[Data records]

* START *

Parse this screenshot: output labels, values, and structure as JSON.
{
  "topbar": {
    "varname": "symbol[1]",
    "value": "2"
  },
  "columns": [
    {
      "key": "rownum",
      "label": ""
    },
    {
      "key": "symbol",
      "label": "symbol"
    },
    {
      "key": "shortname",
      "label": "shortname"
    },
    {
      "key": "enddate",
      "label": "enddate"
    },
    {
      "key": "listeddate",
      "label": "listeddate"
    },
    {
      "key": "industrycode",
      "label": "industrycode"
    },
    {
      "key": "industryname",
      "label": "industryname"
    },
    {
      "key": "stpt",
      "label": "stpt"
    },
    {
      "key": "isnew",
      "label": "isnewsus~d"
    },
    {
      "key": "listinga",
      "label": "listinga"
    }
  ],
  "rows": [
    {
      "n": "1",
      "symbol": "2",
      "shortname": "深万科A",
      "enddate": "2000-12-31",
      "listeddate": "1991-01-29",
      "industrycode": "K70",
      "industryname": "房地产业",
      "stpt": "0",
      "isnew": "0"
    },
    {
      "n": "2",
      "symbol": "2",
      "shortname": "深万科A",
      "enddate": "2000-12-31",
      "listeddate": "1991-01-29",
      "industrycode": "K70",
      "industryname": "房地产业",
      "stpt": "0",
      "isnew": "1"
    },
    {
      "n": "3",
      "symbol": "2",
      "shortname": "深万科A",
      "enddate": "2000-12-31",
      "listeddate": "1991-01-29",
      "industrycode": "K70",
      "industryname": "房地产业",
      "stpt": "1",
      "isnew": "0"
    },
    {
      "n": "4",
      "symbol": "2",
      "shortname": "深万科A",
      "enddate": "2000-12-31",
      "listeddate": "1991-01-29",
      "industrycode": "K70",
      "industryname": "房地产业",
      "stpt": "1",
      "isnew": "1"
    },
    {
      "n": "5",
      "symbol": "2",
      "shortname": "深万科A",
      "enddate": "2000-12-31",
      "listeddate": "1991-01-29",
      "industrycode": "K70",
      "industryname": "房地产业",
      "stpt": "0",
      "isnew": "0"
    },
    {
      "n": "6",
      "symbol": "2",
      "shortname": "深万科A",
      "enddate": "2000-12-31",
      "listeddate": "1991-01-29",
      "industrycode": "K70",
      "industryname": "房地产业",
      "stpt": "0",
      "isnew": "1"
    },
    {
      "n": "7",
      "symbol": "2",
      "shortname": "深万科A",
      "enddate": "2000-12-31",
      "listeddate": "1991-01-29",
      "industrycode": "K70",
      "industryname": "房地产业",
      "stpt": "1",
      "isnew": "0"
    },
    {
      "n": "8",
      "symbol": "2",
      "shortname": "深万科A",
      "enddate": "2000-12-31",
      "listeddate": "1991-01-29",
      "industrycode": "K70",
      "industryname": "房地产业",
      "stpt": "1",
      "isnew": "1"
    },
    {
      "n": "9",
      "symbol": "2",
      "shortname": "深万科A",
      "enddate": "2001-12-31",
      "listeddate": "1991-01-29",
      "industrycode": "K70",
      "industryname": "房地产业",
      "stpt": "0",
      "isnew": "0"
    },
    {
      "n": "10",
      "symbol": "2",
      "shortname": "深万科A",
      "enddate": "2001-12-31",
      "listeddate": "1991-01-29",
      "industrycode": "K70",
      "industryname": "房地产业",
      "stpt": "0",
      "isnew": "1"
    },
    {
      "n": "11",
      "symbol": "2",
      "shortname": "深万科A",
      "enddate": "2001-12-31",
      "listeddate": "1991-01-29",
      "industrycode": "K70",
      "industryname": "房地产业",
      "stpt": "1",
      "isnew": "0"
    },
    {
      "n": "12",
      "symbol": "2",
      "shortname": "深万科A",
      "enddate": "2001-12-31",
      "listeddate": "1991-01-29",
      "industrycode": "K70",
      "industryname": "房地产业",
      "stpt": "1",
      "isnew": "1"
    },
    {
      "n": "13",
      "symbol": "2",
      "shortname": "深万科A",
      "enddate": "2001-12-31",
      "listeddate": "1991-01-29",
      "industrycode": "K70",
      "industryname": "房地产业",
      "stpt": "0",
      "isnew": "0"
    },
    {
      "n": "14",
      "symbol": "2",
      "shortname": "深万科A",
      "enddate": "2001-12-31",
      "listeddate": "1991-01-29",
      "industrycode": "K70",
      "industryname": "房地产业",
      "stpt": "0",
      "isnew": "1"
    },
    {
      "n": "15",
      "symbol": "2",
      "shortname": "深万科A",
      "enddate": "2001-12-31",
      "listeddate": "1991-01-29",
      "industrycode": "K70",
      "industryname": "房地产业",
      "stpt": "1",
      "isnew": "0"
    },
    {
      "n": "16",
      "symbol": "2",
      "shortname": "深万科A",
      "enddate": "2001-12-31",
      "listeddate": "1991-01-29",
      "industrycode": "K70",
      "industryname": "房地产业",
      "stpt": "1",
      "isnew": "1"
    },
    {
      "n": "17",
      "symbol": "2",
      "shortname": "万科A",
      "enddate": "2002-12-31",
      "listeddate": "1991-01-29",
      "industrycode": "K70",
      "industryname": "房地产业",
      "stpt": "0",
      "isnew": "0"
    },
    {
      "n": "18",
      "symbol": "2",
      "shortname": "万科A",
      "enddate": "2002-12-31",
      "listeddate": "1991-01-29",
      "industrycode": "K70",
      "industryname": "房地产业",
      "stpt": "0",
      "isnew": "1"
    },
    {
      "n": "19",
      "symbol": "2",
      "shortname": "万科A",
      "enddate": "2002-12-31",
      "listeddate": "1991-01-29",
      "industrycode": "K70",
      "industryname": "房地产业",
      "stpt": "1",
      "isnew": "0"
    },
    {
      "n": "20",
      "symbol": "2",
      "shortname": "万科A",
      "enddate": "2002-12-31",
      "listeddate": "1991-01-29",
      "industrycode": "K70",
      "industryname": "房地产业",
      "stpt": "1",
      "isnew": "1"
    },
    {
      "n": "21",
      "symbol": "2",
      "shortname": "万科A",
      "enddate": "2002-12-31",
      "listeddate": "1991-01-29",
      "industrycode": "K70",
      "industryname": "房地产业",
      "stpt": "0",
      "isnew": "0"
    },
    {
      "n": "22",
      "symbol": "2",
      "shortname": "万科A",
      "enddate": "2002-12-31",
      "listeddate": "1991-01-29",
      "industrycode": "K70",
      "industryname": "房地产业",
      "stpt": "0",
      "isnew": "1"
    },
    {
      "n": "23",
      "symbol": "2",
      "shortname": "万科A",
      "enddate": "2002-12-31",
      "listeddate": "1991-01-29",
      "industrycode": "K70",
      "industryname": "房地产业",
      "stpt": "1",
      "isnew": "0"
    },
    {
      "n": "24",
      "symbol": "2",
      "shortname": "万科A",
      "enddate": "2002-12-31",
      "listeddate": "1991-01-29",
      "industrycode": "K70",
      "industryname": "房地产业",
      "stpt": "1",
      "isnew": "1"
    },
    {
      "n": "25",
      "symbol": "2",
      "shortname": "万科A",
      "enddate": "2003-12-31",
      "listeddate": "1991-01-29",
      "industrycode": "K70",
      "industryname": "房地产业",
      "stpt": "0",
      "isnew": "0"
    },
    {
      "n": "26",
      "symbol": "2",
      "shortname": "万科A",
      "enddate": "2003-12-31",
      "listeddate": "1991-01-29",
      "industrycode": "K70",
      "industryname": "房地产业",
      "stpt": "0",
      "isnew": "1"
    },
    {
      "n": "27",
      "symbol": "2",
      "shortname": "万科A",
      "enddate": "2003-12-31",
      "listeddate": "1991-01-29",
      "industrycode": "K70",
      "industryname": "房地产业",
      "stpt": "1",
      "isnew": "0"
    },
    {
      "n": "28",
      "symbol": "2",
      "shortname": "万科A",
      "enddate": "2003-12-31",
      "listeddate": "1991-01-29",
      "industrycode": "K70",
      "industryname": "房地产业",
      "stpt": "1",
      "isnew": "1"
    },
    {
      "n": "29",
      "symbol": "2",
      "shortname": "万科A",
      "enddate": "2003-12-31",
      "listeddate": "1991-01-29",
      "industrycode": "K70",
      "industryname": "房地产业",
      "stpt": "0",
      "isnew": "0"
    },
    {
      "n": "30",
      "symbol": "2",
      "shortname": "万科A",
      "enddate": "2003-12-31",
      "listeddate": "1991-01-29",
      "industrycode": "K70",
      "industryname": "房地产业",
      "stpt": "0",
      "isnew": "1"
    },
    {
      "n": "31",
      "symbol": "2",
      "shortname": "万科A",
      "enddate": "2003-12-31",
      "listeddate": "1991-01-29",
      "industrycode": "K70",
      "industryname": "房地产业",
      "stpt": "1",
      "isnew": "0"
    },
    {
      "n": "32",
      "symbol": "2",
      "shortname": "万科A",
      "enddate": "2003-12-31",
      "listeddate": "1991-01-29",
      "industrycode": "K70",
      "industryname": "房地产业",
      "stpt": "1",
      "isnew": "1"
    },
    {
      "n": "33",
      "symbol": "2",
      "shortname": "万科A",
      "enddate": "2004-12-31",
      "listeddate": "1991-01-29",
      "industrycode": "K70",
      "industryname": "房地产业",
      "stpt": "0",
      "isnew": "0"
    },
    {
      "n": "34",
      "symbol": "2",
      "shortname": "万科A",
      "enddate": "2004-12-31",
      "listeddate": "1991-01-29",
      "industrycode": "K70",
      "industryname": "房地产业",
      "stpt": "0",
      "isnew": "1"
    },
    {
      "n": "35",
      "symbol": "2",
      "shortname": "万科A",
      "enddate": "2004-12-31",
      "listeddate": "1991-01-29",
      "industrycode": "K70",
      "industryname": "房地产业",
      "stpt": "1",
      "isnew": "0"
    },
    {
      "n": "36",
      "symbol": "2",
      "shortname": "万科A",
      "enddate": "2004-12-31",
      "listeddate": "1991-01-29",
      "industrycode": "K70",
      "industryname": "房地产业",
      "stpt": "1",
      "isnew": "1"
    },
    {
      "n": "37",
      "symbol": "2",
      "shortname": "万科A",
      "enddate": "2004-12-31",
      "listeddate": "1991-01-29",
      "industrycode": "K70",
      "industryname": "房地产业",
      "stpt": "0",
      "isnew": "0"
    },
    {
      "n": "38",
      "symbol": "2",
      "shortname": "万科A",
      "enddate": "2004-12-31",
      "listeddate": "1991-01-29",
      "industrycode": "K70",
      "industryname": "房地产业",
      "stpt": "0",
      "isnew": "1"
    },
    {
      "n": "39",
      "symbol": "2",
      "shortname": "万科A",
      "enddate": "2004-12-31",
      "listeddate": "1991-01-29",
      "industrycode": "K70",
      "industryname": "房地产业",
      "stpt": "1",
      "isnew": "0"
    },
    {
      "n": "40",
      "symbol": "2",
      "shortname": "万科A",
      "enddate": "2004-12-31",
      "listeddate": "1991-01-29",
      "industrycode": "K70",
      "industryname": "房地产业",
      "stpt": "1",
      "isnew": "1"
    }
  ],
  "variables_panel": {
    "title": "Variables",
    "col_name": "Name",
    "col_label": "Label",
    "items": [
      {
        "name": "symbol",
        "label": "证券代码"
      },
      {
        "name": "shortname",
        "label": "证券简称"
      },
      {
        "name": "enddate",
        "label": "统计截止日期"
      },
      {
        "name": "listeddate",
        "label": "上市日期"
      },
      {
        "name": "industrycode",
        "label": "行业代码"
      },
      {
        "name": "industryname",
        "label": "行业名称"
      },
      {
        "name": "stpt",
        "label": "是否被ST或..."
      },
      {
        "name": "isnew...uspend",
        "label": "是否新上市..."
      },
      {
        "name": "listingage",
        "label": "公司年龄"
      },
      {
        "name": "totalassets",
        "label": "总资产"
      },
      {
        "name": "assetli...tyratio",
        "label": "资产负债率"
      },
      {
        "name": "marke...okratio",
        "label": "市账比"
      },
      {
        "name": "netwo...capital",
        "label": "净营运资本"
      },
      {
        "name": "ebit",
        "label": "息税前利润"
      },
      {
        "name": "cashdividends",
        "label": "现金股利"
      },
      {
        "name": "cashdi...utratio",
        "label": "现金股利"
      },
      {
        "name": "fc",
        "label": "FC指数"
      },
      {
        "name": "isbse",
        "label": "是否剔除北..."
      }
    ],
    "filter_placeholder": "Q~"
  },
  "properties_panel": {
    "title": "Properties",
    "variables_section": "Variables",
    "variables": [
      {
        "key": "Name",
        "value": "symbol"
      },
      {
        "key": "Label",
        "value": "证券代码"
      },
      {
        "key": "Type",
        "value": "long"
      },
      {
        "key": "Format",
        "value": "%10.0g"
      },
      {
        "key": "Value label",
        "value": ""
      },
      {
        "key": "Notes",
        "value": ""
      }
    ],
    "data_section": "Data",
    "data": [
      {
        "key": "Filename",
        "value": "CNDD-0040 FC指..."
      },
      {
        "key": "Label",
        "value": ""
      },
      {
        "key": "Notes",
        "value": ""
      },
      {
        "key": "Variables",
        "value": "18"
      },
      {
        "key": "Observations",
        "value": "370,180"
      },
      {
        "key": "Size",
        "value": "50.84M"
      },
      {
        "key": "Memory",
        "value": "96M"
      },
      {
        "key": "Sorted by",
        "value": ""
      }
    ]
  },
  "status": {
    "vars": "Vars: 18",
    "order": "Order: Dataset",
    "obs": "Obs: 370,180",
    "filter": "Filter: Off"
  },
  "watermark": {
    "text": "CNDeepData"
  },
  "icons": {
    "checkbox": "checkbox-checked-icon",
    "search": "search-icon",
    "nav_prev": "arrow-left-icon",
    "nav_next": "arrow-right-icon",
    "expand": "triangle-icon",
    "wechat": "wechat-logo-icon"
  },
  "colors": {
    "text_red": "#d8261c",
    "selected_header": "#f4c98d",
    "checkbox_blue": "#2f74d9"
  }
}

* END *

_What is being asked_: Say how many lines contain "arrow", and give nothing but that number.

_Expected output_: 2